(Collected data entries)
____________
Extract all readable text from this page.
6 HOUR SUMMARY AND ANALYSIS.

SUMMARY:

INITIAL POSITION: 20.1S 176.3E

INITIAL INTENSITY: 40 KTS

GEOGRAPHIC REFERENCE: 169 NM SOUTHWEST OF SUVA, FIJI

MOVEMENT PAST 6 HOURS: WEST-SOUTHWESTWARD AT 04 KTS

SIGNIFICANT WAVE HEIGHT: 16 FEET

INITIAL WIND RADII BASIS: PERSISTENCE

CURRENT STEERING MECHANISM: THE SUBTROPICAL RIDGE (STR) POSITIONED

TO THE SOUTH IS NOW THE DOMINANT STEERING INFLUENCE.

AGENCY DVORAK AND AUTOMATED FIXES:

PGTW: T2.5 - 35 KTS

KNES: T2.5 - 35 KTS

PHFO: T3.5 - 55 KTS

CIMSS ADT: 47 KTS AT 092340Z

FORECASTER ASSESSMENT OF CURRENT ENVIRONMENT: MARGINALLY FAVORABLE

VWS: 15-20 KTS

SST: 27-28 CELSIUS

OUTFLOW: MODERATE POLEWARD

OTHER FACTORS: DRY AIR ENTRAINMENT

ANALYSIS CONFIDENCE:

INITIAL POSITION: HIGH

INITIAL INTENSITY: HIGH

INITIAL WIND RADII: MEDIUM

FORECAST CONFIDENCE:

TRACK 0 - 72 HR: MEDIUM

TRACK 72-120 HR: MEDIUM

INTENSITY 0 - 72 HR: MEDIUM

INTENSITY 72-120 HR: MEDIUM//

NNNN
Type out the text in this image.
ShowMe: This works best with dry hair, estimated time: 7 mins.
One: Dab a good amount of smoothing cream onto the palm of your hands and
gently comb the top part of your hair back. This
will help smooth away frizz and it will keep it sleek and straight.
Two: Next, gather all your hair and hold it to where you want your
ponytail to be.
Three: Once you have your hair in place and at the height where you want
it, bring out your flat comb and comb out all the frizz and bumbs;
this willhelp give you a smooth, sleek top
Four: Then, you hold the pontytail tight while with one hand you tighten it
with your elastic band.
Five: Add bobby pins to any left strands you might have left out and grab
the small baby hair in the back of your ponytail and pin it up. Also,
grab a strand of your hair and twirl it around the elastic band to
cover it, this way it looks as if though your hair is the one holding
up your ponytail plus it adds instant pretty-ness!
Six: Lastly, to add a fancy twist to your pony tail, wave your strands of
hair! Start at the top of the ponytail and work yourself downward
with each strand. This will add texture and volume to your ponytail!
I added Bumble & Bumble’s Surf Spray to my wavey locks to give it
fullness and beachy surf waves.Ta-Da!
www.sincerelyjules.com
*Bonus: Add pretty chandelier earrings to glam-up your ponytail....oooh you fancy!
____________
Exercise directions
Only the number is wanted: how many lines of the material above include the word "CONFIDENCE"?

Final result
2